• [What this task involves] Retype every entry exactly, character for character.

• [Items]

---*---

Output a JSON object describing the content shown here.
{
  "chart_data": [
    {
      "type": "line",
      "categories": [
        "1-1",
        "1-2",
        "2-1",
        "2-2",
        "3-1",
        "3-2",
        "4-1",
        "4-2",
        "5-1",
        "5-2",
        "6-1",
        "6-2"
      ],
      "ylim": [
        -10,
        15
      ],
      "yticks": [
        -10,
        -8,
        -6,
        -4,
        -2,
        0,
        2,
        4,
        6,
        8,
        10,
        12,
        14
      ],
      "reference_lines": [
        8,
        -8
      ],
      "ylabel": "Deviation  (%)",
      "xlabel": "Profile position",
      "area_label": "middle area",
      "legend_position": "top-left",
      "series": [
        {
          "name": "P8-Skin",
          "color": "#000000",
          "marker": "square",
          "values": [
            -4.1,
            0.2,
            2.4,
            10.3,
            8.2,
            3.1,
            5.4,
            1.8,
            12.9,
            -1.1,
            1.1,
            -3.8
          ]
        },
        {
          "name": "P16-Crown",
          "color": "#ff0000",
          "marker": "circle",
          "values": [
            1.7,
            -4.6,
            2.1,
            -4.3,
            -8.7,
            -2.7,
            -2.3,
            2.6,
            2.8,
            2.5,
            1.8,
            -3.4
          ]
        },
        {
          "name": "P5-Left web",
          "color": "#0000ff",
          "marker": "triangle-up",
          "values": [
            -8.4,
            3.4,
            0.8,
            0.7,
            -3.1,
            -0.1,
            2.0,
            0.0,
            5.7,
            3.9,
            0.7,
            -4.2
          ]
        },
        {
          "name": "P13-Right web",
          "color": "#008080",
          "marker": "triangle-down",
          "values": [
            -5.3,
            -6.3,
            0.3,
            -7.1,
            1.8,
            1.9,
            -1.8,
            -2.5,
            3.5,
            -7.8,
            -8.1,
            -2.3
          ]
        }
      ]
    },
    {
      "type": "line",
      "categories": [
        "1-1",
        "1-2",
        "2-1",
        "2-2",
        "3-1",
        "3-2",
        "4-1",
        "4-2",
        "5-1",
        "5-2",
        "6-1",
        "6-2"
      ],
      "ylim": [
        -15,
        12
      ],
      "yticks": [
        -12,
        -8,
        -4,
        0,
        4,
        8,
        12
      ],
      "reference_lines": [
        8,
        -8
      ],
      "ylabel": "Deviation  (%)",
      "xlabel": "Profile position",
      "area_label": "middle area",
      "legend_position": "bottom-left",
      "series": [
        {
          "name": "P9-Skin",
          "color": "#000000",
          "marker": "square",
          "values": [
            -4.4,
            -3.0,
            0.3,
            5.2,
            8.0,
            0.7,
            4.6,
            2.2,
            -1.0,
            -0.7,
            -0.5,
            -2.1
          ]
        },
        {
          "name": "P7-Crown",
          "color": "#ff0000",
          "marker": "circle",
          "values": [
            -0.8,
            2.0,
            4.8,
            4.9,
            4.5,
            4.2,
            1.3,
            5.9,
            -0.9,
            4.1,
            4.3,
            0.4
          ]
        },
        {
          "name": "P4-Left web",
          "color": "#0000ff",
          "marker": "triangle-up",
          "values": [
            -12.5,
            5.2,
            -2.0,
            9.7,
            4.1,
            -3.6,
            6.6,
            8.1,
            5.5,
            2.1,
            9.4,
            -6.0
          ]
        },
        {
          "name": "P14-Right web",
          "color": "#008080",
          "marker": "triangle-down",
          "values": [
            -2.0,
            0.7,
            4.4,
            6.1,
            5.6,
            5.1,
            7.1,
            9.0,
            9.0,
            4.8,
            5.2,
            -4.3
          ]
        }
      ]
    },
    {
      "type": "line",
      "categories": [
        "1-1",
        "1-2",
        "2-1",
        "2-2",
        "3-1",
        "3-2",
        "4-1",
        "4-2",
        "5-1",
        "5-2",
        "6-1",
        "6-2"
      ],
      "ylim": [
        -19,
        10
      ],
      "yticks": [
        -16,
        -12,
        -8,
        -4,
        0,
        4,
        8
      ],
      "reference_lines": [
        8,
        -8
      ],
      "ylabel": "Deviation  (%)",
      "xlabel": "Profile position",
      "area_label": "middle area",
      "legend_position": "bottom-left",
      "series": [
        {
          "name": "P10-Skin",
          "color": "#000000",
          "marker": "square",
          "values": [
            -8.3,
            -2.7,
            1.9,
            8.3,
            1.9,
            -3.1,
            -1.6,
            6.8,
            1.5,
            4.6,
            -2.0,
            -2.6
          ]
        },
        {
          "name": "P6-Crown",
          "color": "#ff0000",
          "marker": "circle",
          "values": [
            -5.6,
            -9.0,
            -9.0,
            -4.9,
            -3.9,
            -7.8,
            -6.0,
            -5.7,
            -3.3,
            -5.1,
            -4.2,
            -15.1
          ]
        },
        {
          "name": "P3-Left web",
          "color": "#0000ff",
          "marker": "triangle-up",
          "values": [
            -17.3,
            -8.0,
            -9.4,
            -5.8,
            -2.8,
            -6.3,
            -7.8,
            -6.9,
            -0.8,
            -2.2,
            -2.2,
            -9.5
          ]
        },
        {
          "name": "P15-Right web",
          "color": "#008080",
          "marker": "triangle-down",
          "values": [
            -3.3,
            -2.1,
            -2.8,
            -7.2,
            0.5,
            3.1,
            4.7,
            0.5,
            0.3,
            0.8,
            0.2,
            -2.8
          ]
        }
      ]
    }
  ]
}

---*---

• [Output of the task]
Output a JSON object describing the content shown here.
{
  "chart_data": [
    {
      "type": "line",
      "categories": [
        "1-1",
        "1-2",
        "2-1",
        "2-2",
        "3-1",
        "3-2",
        "4-1",
        "4-2",
        "5-1",
        "5-2",
        "6-1",
        "6-2"
      ],
      "ylim": [
        -10,
        15
      ],
      "yticks": [
        -10,
        -8,
        -6,
        -4,
        -2,
        0,
        2,
        4,
        6,
        8,
        10,
        12,
        14
      ],
      "reference_lines": [
        8,
        -8
      ],
      "ylabel": "Deviation  (%)",
      "xlabel": "Profile position",
      "area_label": "middle area",
      "legend_position": "top-left",
      "series": [
        {
          "name": "P8-Skin",
          "color": "#000000",
          "marker": "square",
          "values": [
            -4.1,
            0.2,
            2.4,
            10.3,
            8.2,
            3.1,
            5.4,
            1.8,
            12.9,
            -1.1,
            1.1,
            -3.8
          ]
        },
        {
          "name": "P16-Crown",
          "color": "#ff0000",
          "marker": "circle",
          "values": [
            1.7,
            -4.6,
            2.1,
            -4.3,
            -8.7,
            -2.7,
            -2.3,
            2.6,
            2.8,
            2.5,
            1.8,
            -3.4
          ]
        },
        {
          "name": "P5-Left web",
          "color": "#0000ff",
          "marker": "triangle-up",
          "values": [
            -8.4,
            3.4,
            0.8,
            0.7,
            -3.1,
            -0.1,
            2.0,
            0.0,
            5.7,
            3.9,
            0.7,
            -4.2
          ]
        },
        {
          "name": "P13-Right web",
          "color": "#008080",
          "marker": "triangle-down",
          "values": [
            -5.3,
            -6.3,
            0.3,
            -7.1,
            1.8,
            1.9,
            -1.8,
            -2.5,
            3.5,
            -7.8,
            -8.1,
            -2.3
          ]
        }
      ]
    },
    {
      "type": "line",
      "categories": [
        "1-1",
        "1-2",
        "2-1",
        "2-2",
        "3-1",
        "3-2",
        "4-1",
        "4-2",
        "5-1",
        "5-2",
        "6-1",
        "6-2"
      ],
      "ylim": [
        -15,
        12
      ],
      "yticks": [
        -12,
        -8,
        -4,
        0,
        4,
        8,
        12
      ],
      "reference_lines": [
        8,
        -8
      ],
      "ylabel": "Deviation  (%)",
      "xlabel": "Profile position",
      "area_label": "middle area",
      "legend_position": "bottom-left",
      "series": [
        {
          "name": "P9-Skin",
          "color": "#000000",
          "marker": "square",
          "values": [
            -4.4,
            -3.0,
            0.3,
            5.2,
            8.0,
            0.7,
            4.6,
            2.2,
            -1.0,
            -0.7,
            -0.5,
            -2.1
          ]
        },
        {
          "name": "P7-Crown",
          "color": "#ff0000",
          "marker": "circle",
          "values": [
            -0.8,
            2.0,
            4.8,
            4.9,
            4.5,
            4.2,
            1.3,
            5.9,
            -0.9,
            4.1,
            4.3,
            0.4
          ]
        },
        {
          "name": "P4-Left web",
          "color": "#0000ff",
          "marker": "triangle-up",
          "values": [
            -12.5,
            5.2,
            -2.0,
            9.7,
            4.1,
            -3.6,
            6.6,
            8.1,
            5.5,
            2.1,
            9.4,
            -6.0
          ]
        },
        {
          "name": "P14-Right web",
          "color": "#008080",
          "marker": "triangle-down",
          "values": [
            -2.0,
            0.7,
            4.4,
            6.1,
            5.6,
            5.1,
            7.1,
            9.0,
            9.0,
            4.8,
            5.2,
            -4.3
          ]
        }
      ]
    },
    {
      "type": "line",
      "categories": [
        "1-1",
        "1-2",
        "2-1",
        "2-2",
        "3-1",
        "3-2",
        "4-1",
        "4-2",
        "5-1",
        "5-2",
        "6-1",
        "6-2"
      ],
      "ylim": [
        -19,
        10
      ],
      "yticks": [
        -16,
        -12,
        -8,
        -4,
        0,
        4,
        8
      ],
      "reference_lines": [
        8,
        -8
      ],
      "ylabel": "Deviation  (%)",
      "xlabel": "Profile position",
      "area_label": "middle area",
      "legend_position": "bottom-left",
      "series": [
        {
          "name": "P10-Skin",
          "color": "#000000",
          "marker": "square",
          "values": [
            -8.3,
            -2.7,
            1.9,
            8.3,
            1.9,
            -3.1,
            -1.6,
            6.8,
            1.5,
            4.6,
            -2.0,
            -2.6
          ]
        },
        {
          "name": "P6-Crown",
          "color": "#ff0000",
          "marker": "circle",
          "values": [
            -5.6,
            -9.0,
            -9.0,
            -4.9,
            -3.9,
            -7.8,
            -6.0,
            -5.7,
            -3.3,
            -5.1,
            -4.2,
            -15.1
          ]
        },
        {
          "name": "P3-Left web",
          "color": "#0000ff",
          "marker": "triangle-up",
          "values": [
            -17.3,
            -8.0,
            -9.4,
            -5.8,
            -2.8,
            -6.3,
            -7.8,
            -6.9,
            -0.8,
            -2.2,
            -2.2,
            -9.5
          ]
        },
        {
          "name": "P15-Right web",
          "color": "#008080",
          "marker": "triangle-down",
          "values": [
            -3.3,
            -2.1,
            -2.8,
            -7.2,
            0.5,
            3.1,
            4.7,
            0.5,
            0.3,
            0.8,
            0.2,
            -2.8
          ]
        }
      ]
    }
  ]
}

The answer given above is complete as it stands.